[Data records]

Start

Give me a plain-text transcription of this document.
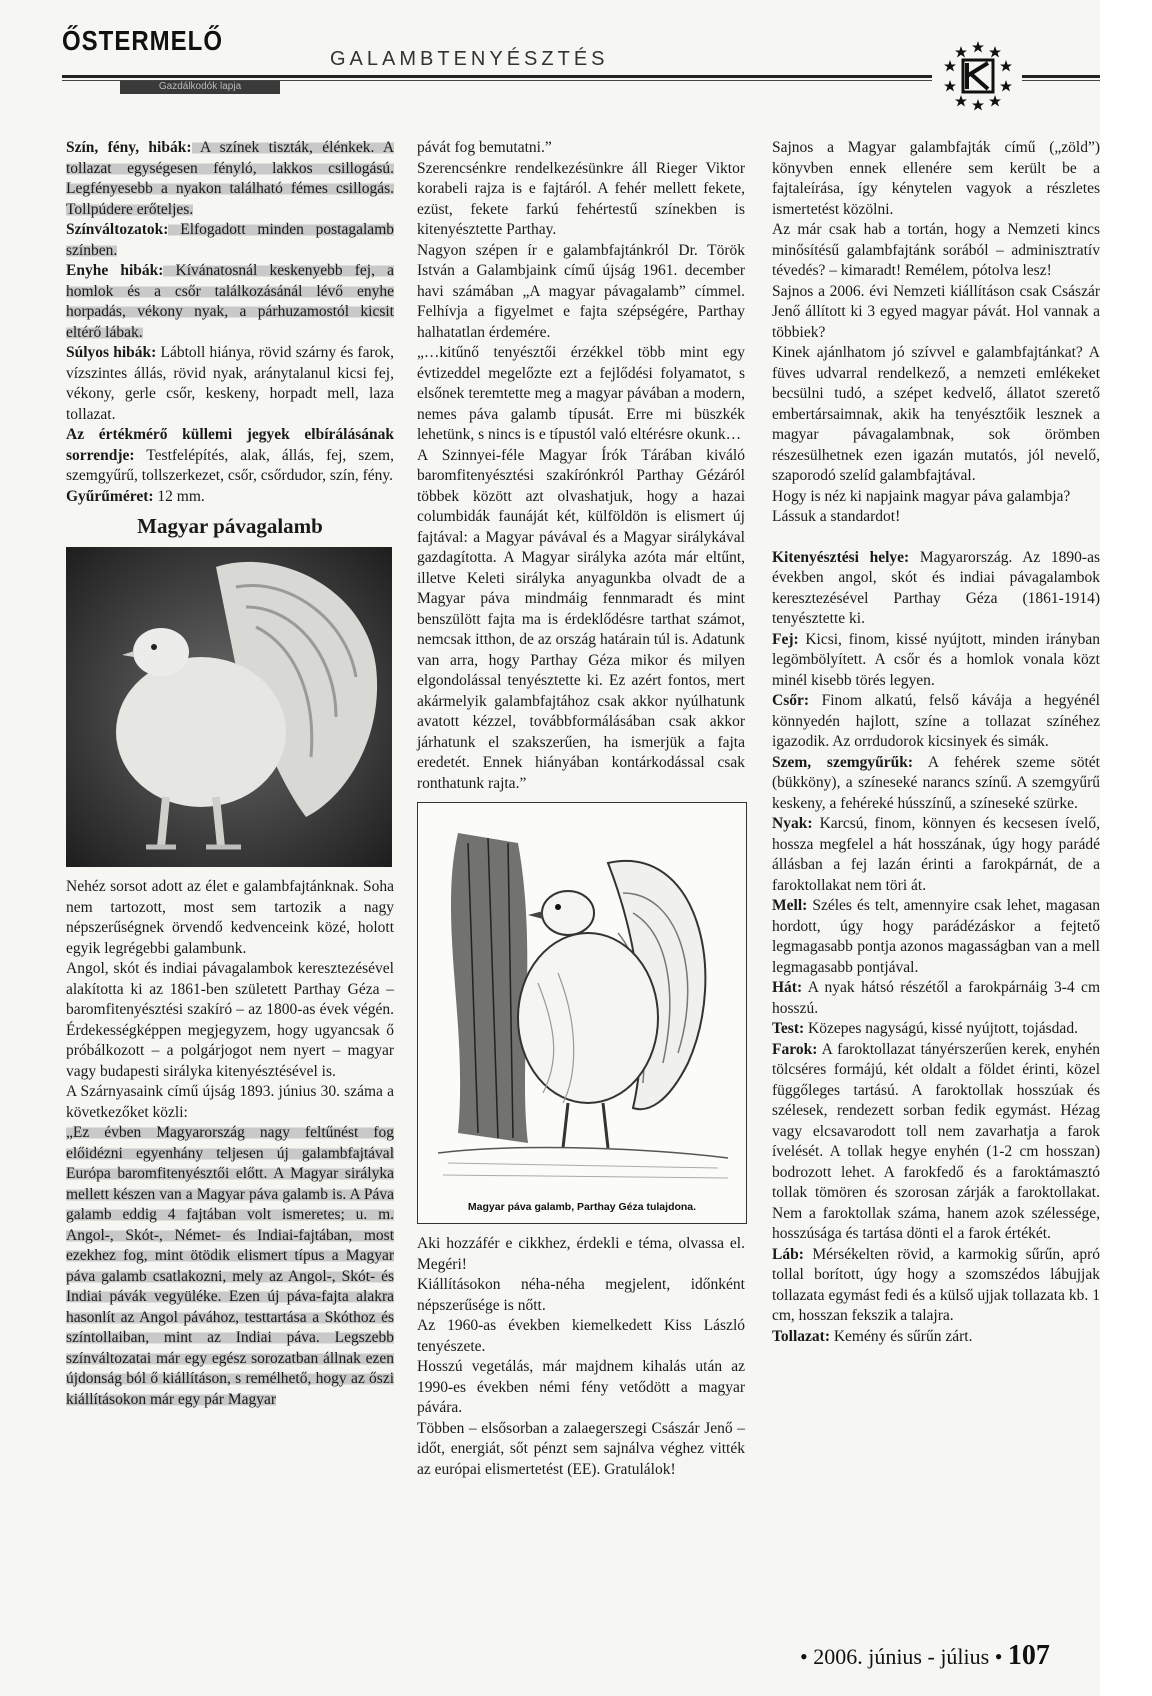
ŐSTERMELŐ
Gazdálkodók lapja
GALAMBTENYÉSZTÉS

Szín, fény, hibák: A színek tiszták, élénkek. A tollazat egységesen fényló, lakkos csillogású. Legfényesebb a nyakon található fémes csillogás. Tollpúdere erőteljes.

Színváltozatok: Elfogadott minden postagalamb színben.

Enyhe hibák: Kívánatosnál keskenyebb fej, a homlok és a csőr találkozásánál lévő enyhe horpadás, vékony nyak, a párhuzamostól kicsit eltérő lábak.

Súlyos hibák: Lábtoll hiánya, rövid szárny és farok, vízszintes állás, rövid nyak, aránytalanul kicsi fej, vékony, gerle csőr, keskeny, horpadt mell, laza tollazat.

Az értékmérő küllemi jegyek elbírálásának sorrendje: Testfelépítés, alak, állás, fej, szem, szemgyűrű, tollszerkezet, csőr, csőrdudor, szín, fény.

Gyűrűméret: 12 mm.

Magyar pávagalamb

Nehéz sorsot adott az élet e galambfajtánknak. Soha nem tartozott, most sem tartozik a nagy népszerűségnek örvendő kedvenceink közé, holott egyik legrégebbi galambunk.

Angol, skót és indiai pávagalambok keresztezésével alakította ki az 1861-ben született Parthay Géza – baromfitenyésztési szakíró – az 1800-as évek végén. Érdekességképpen megjegyzem, hogy ugyancsak ő próbálkozott – a polgárjogot nem nyert – magyar vagy budapesti sirálykа kitenyésztésével is.

A Szárnyasaink című újság 1893. június 30. száma a következőket közli:

„Ez évben Magyarország nagy feltűnést fog előidézni egyenhány teljesen új galambfajtával Európa baromfitenyésztői előtt. A Magyar sirálykа mellett készen van a Magyar páva galamb is. A Páva galamb eddig 4 fajtában volt ismeretes; u. m. Angol-, Skót-, Német- és Indiai-fajtában, most ezekhez fog, mint ötödik elismert típus a Magyar páva galamb csatlakozni, mely az Angol-, Skót- és Indiai pávák vegyülékе. Ezen új páva-fajta alakra hasonlít az Angol pávához, testtartása a Skóthoz és színtollaiban, mint az Indiai páva. Legszebb színváltozatai már egy egész sorozatban állnak ezen újdonság ból ő kiállításon, s remélhető, hogy az őszi kiállításokon már egy pár Magyar

pávát fog bemutatni.”

Szerencsénkre rendelkezésünkre áll Rieger Viktor korabeli rajza is e fajtáról. A fehér mellett fekete, ezüst, fekete farkú fehértestű színekben is kitenyésztette Parthay.

Nagyon szépen ír e galambfajtánkról Dr. Török István a Galambjaink című újság 1961. december havi számában „A magyar pávagalamb” címmel. Felhívja a figyelmet e fajta szépségére, Parthay halhatatlan érdemére.

„…kitűnő tenyésztői érzékkel több mint egy évtizeddel megelőzte ezt a fejlődési folyamatot, s elsőnek teremtette meg a magyar pávában a modern, nemes páva galamb típusát. Erre mi büszkék lehetünk, s nincs is e típustól való eltérésre okunk…

A Szinnyei-féle Magyar Írók Tárában kiváló baromfitenyésztési szakírónkról Parthay Gézáról többek között azt olvashatjuk, hogy a hazai columbidák faunáját két, külföldön is elismert új fajtával: a Magyar pávával és a Magyar sirálykával gazdagította. A Magyar sirálykа azóta már eltűnt, illetve Keleti sirálykа anyagunkba olvadt de a Magyar páva mindmáig fennmaradt és mint benszülött fajta ma is érdeklődésre tarthat számot, nemcsak itthon, de az ország határain túl is. Adatunk van arra, hogy Parthay Géza mikor és milyen elgondolással tenyésztette ki. Ez azért fontos, mert akármelyik galambfajtához csak akkor nyúlhatunk avatott kézzel, továbbformálásában csak akkor járhatunk el szakszerűen, ha ismerjük a fajta eredetét. Ennek hiányában kontárkodással csak ronthatunk rajta.”

Magyar páva galamb, Parthay Géza tulajdona.

Aki hozzáfér e cikkhez, érdekli e téma, olvassa el. Megéri!

Kiállításokon néha-néha megjelent, időnként népszerűsége is nőtt.

Az 1960-as években kiemelkedett Kiss László tenyészete.

Hosszú vegetálás, már majdnem kihalás után az 1990-es években némi fény vetődött a magyar pávára.

Többen – elsősorban a zalaegerszegi Császár Jenő – időt, energiát, sőt pénzt sem sajnálva véghez vitték az európai elismertetést (EE). Gratulálok!

Sajnos a Magyar galambfajták című („zöld”) könyvben ennek ellenére sem került be a fajtaleírása, így kénytelen vagyok a részletes ismertetést közölni.

Az már csak hab a tortán, hogy a Nemzeti kincs minősítésű galambfajtánk sorából – adminisztratív tévedés? – kimaradt! Remélem, pótolva lesz!

Sajnos a 2006. évi Nemzeti kiállításon csak Császár Jenő állított ki 3 egyed magyar pávát. Hol vannak a többiek?

Kinek ajánlhatom jó szívvel e galambfajtánkat? A füves udvarral rendelkező, a nemzeti emlékeket becsülni tudó, a szépet kedvelő, állatot szerető embertársaimnak, akik ha tenyésztőik lesznek a magyar pávagalambnak, sok örömben részesülhetnek ezen igazán mutatós, jól nevelő, szaporodó szelíd galambfajtával.

Hogy is néz ki napjaink magyar páva galambja?

Lássuk a standardot!

Kitenyésztési helye: Magyarország. Az 1890-as években angol, skót és indiai pávagalambok keresztezésével Parthay Géza (1861-1914) tenyésztette ki.

Fej: Kicsi, finom, kissé nyújtott, minden irányban legömbölyített. A csőr és a homlok vonala közt minél kisebb törés legyen.

Csőr: Finom alkatú, felső kávája a hegyénél könnyedén hajlott, színe a tollazat színéhez igazodik. Az orrdudorok kicsinyek és simák.

Szem, szemgyűrűk: A fehérek szeme sötét (bükköny), a színeseké narancs színű. A szemgyűrű keskeny, a fehéreké hússzínű, a színeseké szürke.

Nyak: Karcsú, finom, könnyen és kecsesen ívelő, hossza megfelel a hát hosszának, úgy hogy parádé állásban a fej lazán érinti a farokpárnát, de a faroktollakat nem töri át.

Mell: Széles és telt, amennyire csak lehet, magasan hordott, úgy hogy parádézáskor a fejtető legmagasabb pontja azonos magasságban van a mell legmagasabb pontjával.

Hát: A nyak hátsó részétől a farokpárnáig 3-4 cm hosszú.

Test: Közepes nagyságú, kissé nyújtott, tojásdad.

Farok: A faroktollazat tányérszerűen kerek, enyhén tölcséres formájú, két oldalt a földet érinti, közel függőleges tartású. A faroktollak hosszúak és szélesek, rendezett sorban fedik egymást. Hézag vagy elcsavarodott toll nem zavarhatja a farok ívelését. A tollak hegye enyhén (1-2 cm hosszan) bodrozott lehet. A farokfedő és a faroktámasztó tollak tömören és szorosan zárják a faroktollakat. Nem a faroktollak száma, hanem azok szélessége, hosszúsága és tartása dönti el a farok értékét.

Láb: Mérsékelten rövid, a karmokig sűrűn, apró tollal borított, úgy hogy a szomszédos lábujjak tollazata egymást fedi és a külső ujjak tollazata kb. 1 cm, hosszan fekszik a talajra.

Tollazat: Kemény és sűrűn zárt.

• 2006. június - július • 107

End

**WHAT YOU HAVE TO DO:** Repeat every record above exactly, but leave out any pictures.

**SOLUTION TO THE PROBLEM:**
Give me a plain-text transcription of this document.
ŐSTERMELŐ
Gazdálkodók lapja
GALAMBTENYÉSZTÉS

Szín, fény, hibák: A színek tiszták, élénkek. A tollazat egységesen fényló, lakkos csillogású. Legfényesebb a nyakon található fémes csillogás. Tollpúdere erőteljes.

Színváltozatok: Elfogadott minden postagalamb színben.

Enyhe hibák: Kívánatosnál keskenyebb fej, a homlok és a csőr találkozásánál lévő enyhe horpadás, vékony nyak, a párhuzamostól kicsit eltérő lábak.

Súlyos hibák: Lábtoll hiánya, rövid szárny és farok, vízszintes állás, rövid nyak, aránytalanul kicsi fej, vékony, gerle csőr, keskeny, horpadt mell, laza tollazat.

Az értékmérő küllemi jegyek elbírálásának sorrendje: Testfelépítés, alak, állás, fej, szem, szemgyűrű, tollszerkezet, csőr, csőrdudor, szín, fény.

Gyűrűméret: 12 mm.

Magyar pávagalamb

Nehéz sorsot adott az élet e galambfajtánknak. Soha nem tartozott, most sem tartozik a nagy népszerűségnek örvendő kedvenceink közé, holott egyik legrégebbi galambunk.

Angol, skót és indiai pávagalambok keresztezésével alakította ki az 1861-ben született Parthay Géza – baromfitenyésztési szakíró – az 1800-as évek végén. Érdekességképpen megjegyzem, hogy ugyancsak ő próbálkozott – a polgárjogot nem nyert – magyar vagy budapesti sirálykа kitenyésztésével is.

A Szárnyasaink című újság 1893. június 30. száma a következőket közli:

„Ez évben Magyarország nagy feltűnést fog előidézni egyenhány teljesen új galambfajtával Európa baromfitenyésztői előtt. A Magyar sirálykа mellett készen van a Magyar páva galamb is. A Páva galamb eddig 4 fajtában volt ismeretes; u. m. Angol-, Skót-, Német- és Indiai-fajtában, most ezekhez fog, mint ötödik elismert típus a Magyar páva galamb csatlakozni, mely az Angol-, Skót- és Indiai pávák vegyülékе. Ezen új páva-fajta alakra hasonlít az Angol pávához, testtartása a Skóthoz és színtollaiban, mint az Indiai páva. Legszebb színváltozatai már egy egész sorozatban állnak ezen újdonság ból ő kiállításon, s remélhető, hogy az őszi kiállításokon már egy pár Magyar

pávát fog bemutatni.”

Szerencsénkre rendelkezésünkre áll Rieger Viktor korabeli rajza is e fajtáról. A fehér mellett fekete, ezüst, fekete farkú fehértestű színekben is kitenyésztette Parthay.

Nagyon szépen ír e galambfajtánkról Dr. Török István a Galambjaink című újság 1961. december havi számában „A magyar pávagalamb” címmel. Felhívja a figyelmet e fajta szépségére, Parthay halhatatlan érdemére.

„…kitűnő tenyésztői érzékkel több mint egy évtizeddel megelőzte ezt a fejlődési folyamatot, s elsőnek teremtette meg a magyar pávában a modern, nemes páva galamb típusát. Erre mi büszkék lehetünk, s nincs is e típustól való eltérésre okunk…

A Szinnyei-féle Magyar Írók Tárában kiváló baromfitenyésztési szakírónkról Parthay Gézáról többek között azt olvashatjuk, hogy a hazai columbidák faunáját két, külföldön is elismert új fajtával: a Magyar pávával és a Magyar sirálykával gazdagította. A Magyar sirálykа azóta már eltűnt, illetve Keleti sirálykа anyagunkba olvadt de a Magyar páva mindmáig fennmaradt és mint benszülött fajta ma is érdeklődésre tarthat számot, nemcsak itthon, de az ország határain túl is. Adatunk van arra, hogy Parthay Géza mikor és milyen elgondolással tenyésztette ki. Ez azért fontos, mert akármelyik galambfajtához csak akkor nyúlhatunk avatott kézzel, továbbformálásában csak akkor járhatunk el szakszerűen, ha ismerjük a fajta eredetét. Ennek hiányában kontárkodással csak ronthatunk rajta.”

Magyar páva galamb, Parthay Géza tulajdona.

Aki hozzáfér e cikkhez, érdekli e téma, olvassa el. Megéri!

Kiállításokon néha-néha megjelent, időnként népszerűsége is nőtt.

Az 1960-as években kiemelkedett Kiss László tenyészete.

Hosszú vegetálás, már majdnem kihalás után az 1990-es években némi fény vetődött a magyar pávára.

Többen – elsősorban a zalaegerszegi Császár Jenő – időt, energiát, sőt pénzt sem sajnálva véghez vitték az európai elismertetést (EE). Gratulálok!

Sajnos a Magyar galambfajták című („zöld”) könyvben ennek ellenére sem került be a fajtaleírása, így kénytelen vagyok a részletes ismertetést közölni.

Az már csak hab a tortán, hogy a Nemzeti kincs minősítésű galambfajtánk sorából – adminisztratív tévedés? – kimaradt! Remélem, pótolva lesz!

Sajnos a 2006. évi Nemzeti kiállításon csak Császár Jenő állított ki 3 egyed magyar pávát. Hol vannak a többiek?

Kinek ajánlhatom jó szívvel e galambfajtánkat? A füves udvarral rendelkező, a nemzeti emlékeket becsülni tudó, a szépet kedvelő, állatot szerető embertársaimnak, akik ha tenyésztőik lesznek a magyar pávagalambnak, sok örömben részesülhetnek ezen igazán mutatós, jól nevelő, szaporodó szelíd galambfajtával.

Hogy is néz ki napjaink magyar páva galambja?

Lássuk a standardot!

Kitenyésztési helye: Magyarország. Az 1890-as években angol, skót és indiai pávagalambok keresztezésével Parthay Géza (1861-1914) tenyésztette ki.

Fej: Kicsi, finom, kissé nyújtott, minden irányban legömbölyített. A csőr és a homlok vonala közt minél kisebb törés legyen.

Csőr: Finom alkatú, felső kávája a hegyénél könnyedén hajlott, színe a tollazat színéhez igazodik. Az orrdudorok kicsinyek és simák.

Szem, szemgyűrűk: A fehérek szeme sötét (bükköny), a színeseké narancs színű. A szemgyűrű keskeny, a fehéreké hússzínű, a színeseké szürke.

Nyak: Karcsú, finom, könnyen és kecsesen ívelő, hossza megfelel a hát hosszának, úgy hogy parádé állásban a fej lazán érinti a farokpárnát, de a faroktollakat nem töri át.

Mell: Széles és telt, amennyire csak lehet, magasan hordott, úgy hogy parádézáskor a fejtető legmagasabb pontja azonos magasságban van a mell legmagasabb pontjával.

Hát: A nyak hátsó részétől a farokpárnáig 3-4 cm hosszú.

Test: Közepes nagyságú, kissé nyújtott, tojásdad.

Farok: A faroktollazat tányérszerűen kerek, enyhén tölcséres formájú, két oldalt a földet érinti, közel függőleges tartású. A faroktollak hosszúak és szélesek, rendezett sorban fedik egymást. Hézag vagy elcsavarodott toll nem zavarhatja a farok ívelését. A tollak hegye enyhén (1-2 cm hosszan) bodrozott lehet. A farokfedő és a faroktámasztó tollak tömören és szorosan zárják a faroktollakat. Nem a faroktollak száma, hanem azok szélessége, hosszúsága és tartása dönti el a farok értékét.

Láb: Mérsékelten rövid, a karmokig sűrűn, apró tollal borított, úgy hogy a szomszédos lábujjak tollazata egymást fedi és a külső ujjak tollazata kb. 1 cm, hosszan fekszik a talajra.

Tollazat: Kemény és sűrűn zárt.

• 2006. június - július • 107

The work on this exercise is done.